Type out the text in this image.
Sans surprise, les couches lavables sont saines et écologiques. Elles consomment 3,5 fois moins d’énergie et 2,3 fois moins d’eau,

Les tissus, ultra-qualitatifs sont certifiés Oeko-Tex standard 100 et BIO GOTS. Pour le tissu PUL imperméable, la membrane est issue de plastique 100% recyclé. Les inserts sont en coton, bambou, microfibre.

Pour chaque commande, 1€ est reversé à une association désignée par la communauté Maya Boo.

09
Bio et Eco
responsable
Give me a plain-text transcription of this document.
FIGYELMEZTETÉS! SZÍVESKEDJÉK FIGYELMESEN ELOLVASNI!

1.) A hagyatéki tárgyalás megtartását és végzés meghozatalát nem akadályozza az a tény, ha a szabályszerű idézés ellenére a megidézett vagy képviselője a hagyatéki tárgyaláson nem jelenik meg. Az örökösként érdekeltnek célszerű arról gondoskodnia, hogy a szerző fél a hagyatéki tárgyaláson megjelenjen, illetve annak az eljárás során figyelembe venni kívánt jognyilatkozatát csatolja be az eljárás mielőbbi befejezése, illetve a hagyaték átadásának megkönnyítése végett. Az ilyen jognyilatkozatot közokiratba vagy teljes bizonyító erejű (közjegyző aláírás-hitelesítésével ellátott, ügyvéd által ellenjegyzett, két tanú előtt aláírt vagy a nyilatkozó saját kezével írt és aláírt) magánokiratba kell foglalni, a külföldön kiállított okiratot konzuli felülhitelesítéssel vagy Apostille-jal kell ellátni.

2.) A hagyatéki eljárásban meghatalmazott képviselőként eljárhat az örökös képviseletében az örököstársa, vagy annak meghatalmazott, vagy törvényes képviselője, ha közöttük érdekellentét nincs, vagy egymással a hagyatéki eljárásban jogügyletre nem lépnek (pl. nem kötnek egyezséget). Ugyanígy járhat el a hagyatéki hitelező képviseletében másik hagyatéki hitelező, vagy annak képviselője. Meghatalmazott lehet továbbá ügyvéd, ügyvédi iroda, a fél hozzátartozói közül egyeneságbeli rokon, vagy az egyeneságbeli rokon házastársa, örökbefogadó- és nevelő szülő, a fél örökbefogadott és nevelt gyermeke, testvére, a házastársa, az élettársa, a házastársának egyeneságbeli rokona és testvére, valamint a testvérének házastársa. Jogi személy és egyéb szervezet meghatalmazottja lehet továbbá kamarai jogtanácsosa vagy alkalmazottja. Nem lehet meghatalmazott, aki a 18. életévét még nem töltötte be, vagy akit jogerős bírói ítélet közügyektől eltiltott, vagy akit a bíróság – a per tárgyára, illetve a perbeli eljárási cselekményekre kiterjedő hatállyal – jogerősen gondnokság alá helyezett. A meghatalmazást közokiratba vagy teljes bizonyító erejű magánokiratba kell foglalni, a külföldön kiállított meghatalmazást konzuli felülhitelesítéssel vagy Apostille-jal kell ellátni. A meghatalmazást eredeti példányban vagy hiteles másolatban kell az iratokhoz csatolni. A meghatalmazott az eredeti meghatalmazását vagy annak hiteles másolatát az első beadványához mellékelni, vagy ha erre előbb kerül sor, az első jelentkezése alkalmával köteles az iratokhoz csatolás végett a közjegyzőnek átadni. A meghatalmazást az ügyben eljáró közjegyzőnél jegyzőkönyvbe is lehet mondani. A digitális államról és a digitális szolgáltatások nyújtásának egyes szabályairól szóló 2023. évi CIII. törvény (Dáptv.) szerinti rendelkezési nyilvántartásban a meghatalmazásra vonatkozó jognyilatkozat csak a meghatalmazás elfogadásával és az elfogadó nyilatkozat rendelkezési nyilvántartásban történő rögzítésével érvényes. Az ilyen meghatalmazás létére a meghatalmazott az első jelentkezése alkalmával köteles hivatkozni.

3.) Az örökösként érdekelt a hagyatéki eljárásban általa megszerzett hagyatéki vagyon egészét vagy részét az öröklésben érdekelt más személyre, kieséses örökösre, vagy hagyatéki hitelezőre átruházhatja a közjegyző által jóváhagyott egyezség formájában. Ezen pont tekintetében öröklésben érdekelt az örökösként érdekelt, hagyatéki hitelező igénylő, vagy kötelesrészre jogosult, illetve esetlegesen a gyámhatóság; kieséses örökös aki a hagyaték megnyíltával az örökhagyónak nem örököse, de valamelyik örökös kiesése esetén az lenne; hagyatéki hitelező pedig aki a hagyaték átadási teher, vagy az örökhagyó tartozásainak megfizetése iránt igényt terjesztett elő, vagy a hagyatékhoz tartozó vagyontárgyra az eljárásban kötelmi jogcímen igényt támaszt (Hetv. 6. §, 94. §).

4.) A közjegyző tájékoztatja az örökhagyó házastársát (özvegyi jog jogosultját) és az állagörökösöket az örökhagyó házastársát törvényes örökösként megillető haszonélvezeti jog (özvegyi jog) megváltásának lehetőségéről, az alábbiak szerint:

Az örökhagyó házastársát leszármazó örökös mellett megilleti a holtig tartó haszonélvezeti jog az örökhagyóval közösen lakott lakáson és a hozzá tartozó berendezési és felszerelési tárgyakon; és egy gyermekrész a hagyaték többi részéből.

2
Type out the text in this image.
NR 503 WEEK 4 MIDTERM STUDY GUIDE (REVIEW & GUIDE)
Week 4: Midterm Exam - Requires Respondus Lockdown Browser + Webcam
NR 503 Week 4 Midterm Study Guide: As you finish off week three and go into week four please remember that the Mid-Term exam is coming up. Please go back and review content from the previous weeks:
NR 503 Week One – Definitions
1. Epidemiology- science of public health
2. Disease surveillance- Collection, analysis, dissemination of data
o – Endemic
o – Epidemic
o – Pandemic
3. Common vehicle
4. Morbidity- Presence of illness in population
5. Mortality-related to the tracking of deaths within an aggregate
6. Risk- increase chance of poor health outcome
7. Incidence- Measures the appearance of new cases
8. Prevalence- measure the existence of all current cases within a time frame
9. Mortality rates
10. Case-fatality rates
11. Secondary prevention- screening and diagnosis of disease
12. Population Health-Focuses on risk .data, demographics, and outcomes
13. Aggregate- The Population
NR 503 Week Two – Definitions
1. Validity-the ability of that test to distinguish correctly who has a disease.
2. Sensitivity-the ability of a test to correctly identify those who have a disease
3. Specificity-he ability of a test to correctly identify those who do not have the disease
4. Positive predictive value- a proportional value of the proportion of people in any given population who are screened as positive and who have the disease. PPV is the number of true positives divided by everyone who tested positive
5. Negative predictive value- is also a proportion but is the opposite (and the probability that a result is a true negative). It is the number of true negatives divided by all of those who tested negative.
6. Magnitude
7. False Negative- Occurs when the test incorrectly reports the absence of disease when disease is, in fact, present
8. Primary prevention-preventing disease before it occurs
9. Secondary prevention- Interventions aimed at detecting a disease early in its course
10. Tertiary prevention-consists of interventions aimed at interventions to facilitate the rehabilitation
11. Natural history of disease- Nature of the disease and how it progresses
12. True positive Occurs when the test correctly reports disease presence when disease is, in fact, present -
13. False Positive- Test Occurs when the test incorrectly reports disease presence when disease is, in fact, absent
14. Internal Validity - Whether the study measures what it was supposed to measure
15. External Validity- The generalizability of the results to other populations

------------------------------------

- _Stated task_: Search the listing above for the string "cases". Copy every line that contains it.

- _Full output_:
7. Incidence- Measures the appearance of new cases
8. Prevalence- measure the existence of all current cases within a time frame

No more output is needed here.